_Prompt_
The entries below should be output exactly as written.

[Stored data entries]
# # # # # # #

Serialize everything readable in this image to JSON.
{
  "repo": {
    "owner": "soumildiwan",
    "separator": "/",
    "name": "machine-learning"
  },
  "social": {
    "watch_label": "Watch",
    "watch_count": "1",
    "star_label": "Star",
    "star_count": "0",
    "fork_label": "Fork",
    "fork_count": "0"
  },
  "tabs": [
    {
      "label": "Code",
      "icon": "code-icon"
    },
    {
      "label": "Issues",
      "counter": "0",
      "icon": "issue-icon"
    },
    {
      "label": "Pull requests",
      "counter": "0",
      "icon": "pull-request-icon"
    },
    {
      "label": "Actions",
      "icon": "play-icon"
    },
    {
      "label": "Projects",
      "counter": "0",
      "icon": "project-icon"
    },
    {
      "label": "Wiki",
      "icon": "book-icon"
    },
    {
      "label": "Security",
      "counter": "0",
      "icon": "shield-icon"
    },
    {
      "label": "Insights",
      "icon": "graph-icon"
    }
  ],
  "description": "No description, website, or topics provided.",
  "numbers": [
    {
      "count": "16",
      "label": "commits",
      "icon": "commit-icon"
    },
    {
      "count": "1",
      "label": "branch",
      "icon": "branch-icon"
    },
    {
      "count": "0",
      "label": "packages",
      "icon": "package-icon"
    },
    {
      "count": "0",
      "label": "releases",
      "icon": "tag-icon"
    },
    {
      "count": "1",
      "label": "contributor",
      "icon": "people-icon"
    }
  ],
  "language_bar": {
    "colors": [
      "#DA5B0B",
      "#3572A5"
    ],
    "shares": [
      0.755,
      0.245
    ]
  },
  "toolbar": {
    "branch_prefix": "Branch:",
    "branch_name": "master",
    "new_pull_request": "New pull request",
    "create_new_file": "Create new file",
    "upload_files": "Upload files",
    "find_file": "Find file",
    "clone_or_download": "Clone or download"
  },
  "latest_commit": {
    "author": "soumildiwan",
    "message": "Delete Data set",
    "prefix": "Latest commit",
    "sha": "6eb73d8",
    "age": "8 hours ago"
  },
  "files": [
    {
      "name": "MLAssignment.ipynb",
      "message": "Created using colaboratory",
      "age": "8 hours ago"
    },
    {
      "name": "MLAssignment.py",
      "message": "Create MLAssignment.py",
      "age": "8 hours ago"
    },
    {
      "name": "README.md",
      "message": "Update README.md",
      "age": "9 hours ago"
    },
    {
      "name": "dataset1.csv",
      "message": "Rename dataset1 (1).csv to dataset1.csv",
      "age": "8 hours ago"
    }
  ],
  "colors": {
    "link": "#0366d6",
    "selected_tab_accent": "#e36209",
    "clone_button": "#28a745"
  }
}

# # # # # # #

_Output for this exercise_
Serialize everything readable in this image to JSON.
{
  "repo": {
    "owner": "soumildiwan",
    "separator": "/",
    "name": "machine-learning"
  },
  "social": {
    "watch_label": "Watch",
    "watch_count": "1",
    "star_label": "Star",
    "star_count": "0",
    "fork_label": "Fork",
    "fork_count": "0"
  },
  "tabs": [
    {
      "label": "Code",
      "icon": "code-icon"
    },
    {
      "label": "Issues",
      "counter": "0",
      "icon": "issue-icon"
    },
    {
      "label": "Pull requests",
      "counter": "0",
      "icon": "pull-request-icon"
    },
    {
      "label": "Actions",
      "icon": "play-icon"
    },
    {
      "label": "Projects",
      "counter": "0",
      "icon": "project-icon"
    },
    {
      "label": "Wiki",
      "icon": "book-icon"
    },
    {
      "label": "Security",
      "counter": "0",
      "icon": "shield-icon"
    },
    {
      "label": "Insights",
      "icon": "graph-icon"
    }
  ],
  "description": "No description, website, or topics provided.",
  "numbers": [
    {
      "count": "16",
      "label": "commits",
      "icon": "commit-icon"
    },
    {
      "count": "1",
      "label": "branch",
      "icon": "branch-icon"
    },
    {
      "count": "0",
      "label": "packages",
      "icon": "package-icon"
    },
    {
      "count": "0",
      "label": "releases",
      "icon": "tag-icon"
    },
    {
      "count": "1",
      "label": "contributor",
      "icon": "people-icon"
    }
  ],
  "language_bar": {
    "colors": [
      "#DA5B0B",
      "#3572A5"
    ],
    "shares": [
      0.755,
      0.245
    ]
  },
  "toolbar": {
    "branch_prefix": "Branch:",
    "branch_name": "master",
    "new_pull_request": "New pull request",
    "create_new_file": "Create new file",
    "upload_files": "Upload files",
    "find_file": "Find file",
    "clone_or_download": "Clone or download"
  },
  "latest_commit": {
    "author": "soumildiwan",
    "message": "Delete Data set",
    "prefix": "Latest commit",
    "sha": "6eb73d8",
    "age": "8 hours ago"
  },
  "files": [
    {
      "name": "MLAssignment.ipynb",
      "message": "Created using colaboratory",
      "age": "8 hours ago"
    },
    {
      "name": "MLAssignment.py",
      "message": "Create MLAssignment.py",
      "age": "8 hours ago"
    },
    {
      "name": "README.md",
      "message": "Update README.md",
      "age": "9 hours ago"
    },
    {
      "name": "dataset1.csv",
      "message": "Rename dataset1 (1).csv to dataset1.csv",
      "age": "8 hours ago"
    }
  ],
  "colors": {
    "link": "#0366d6",
    "selected_tab_accent": "#e36209",
    "clone_button": "#28a745"
  }
}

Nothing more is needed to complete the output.